◆ Data entries for graphics ◆
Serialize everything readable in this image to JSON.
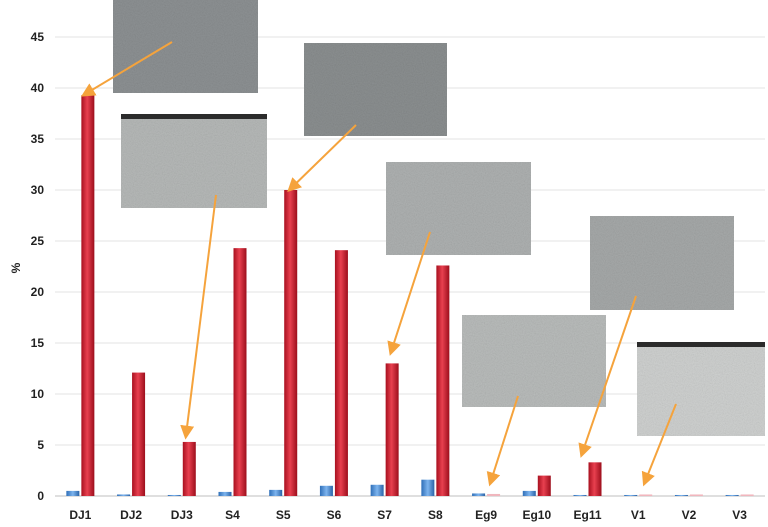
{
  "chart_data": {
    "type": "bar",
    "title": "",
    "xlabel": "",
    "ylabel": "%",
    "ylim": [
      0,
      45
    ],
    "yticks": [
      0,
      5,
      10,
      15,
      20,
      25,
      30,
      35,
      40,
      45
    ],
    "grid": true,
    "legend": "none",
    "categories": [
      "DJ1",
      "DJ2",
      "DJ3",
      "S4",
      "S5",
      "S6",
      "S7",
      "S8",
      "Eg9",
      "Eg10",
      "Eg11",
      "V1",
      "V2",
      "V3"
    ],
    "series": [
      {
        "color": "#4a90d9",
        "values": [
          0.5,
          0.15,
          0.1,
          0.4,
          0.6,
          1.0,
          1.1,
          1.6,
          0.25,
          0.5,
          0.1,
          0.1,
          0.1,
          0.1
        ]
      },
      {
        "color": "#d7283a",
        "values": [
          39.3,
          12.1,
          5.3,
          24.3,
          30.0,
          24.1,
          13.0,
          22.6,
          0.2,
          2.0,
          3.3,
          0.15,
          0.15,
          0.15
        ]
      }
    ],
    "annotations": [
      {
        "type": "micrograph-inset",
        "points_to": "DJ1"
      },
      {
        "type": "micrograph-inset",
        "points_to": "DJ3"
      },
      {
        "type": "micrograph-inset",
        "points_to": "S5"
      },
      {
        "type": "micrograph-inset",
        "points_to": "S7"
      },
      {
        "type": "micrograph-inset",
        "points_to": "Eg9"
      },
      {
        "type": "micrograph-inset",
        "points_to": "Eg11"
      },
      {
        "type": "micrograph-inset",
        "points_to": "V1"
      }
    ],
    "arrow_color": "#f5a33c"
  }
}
==
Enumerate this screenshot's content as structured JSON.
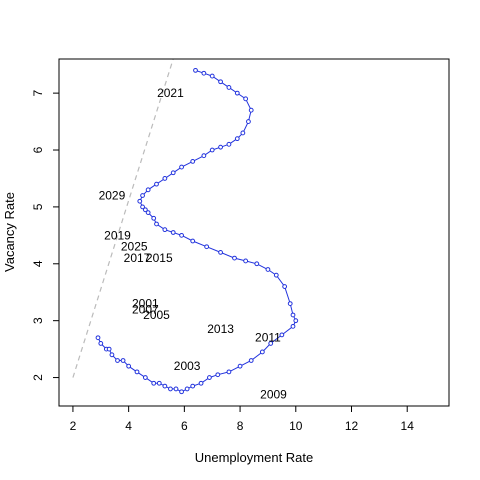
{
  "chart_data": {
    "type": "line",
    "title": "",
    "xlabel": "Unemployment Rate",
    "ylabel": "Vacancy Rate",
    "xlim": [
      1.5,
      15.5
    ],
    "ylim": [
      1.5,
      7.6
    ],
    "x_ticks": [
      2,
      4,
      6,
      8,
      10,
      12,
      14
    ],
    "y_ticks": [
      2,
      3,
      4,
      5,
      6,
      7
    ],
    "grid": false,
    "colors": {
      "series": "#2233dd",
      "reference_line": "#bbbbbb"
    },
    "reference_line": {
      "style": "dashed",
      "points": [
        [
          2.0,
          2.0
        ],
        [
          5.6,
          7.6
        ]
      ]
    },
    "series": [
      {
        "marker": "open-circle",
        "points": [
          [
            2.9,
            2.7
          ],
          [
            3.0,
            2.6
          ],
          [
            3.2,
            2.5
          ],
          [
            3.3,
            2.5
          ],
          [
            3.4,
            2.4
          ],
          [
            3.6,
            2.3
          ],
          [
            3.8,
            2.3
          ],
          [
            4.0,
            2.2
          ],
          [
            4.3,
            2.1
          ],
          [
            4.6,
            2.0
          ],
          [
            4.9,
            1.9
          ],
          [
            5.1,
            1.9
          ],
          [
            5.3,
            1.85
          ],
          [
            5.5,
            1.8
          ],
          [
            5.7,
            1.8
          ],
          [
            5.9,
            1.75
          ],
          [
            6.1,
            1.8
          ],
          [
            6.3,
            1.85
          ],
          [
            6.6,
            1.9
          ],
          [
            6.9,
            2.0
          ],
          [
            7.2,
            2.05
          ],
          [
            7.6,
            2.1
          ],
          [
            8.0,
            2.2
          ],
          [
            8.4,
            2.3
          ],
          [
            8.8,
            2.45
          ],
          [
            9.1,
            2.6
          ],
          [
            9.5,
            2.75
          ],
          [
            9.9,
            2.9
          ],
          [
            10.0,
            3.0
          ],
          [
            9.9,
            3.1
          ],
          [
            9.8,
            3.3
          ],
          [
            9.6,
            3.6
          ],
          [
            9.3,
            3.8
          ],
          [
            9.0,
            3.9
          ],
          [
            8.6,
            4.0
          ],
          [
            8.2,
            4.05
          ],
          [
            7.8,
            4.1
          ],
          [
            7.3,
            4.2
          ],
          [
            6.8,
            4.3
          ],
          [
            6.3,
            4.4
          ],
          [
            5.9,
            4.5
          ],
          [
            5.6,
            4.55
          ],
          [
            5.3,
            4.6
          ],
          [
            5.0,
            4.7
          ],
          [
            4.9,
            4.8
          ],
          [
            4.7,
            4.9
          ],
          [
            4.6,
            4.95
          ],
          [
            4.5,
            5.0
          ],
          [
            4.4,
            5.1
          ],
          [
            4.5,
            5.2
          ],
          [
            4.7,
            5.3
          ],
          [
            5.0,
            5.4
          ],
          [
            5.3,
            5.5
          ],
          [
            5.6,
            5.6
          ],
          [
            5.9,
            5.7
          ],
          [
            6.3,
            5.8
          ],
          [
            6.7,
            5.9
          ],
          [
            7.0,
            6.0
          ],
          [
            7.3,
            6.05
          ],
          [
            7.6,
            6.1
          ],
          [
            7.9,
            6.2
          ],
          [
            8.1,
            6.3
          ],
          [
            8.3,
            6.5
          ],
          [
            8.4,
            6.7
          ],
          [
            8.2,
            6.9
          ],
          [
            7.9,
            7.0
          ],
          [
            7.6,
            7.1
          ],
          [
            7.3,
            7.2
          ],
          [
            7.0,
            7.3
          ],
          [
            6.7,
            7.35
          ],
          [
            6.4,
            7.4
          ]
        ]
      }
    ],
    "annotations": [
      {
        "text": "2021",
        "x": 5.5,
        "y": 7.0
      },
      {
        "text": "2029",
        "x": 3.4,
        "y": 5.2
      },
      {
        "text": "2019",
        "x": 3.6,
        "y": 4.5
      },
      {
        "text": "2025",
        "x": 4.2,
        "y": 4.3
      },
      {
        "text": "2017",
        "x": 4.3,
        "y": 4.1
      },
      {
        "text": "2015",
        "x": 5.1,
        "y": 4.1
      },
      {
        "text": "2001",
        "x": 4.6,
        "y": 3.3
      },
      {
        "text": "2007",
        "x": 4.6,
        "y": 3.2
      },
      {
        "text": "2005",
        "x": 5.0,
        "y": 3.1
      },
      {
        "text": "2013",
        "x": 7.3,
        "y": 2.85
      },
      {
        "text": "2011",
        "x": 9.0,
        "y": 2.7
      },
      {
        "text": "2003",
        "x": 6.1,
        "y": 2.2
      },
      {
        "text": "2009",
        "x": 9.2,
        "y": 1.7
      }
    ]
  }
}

◆ What the exercise asks ◆
Scan the listing above and identify each line holding the string "JSON"; copy every such line.

◆ Problem solution ◆
Serialize everything readable in this image to JSON.
Enumerate this screenshot's content as structured JSON.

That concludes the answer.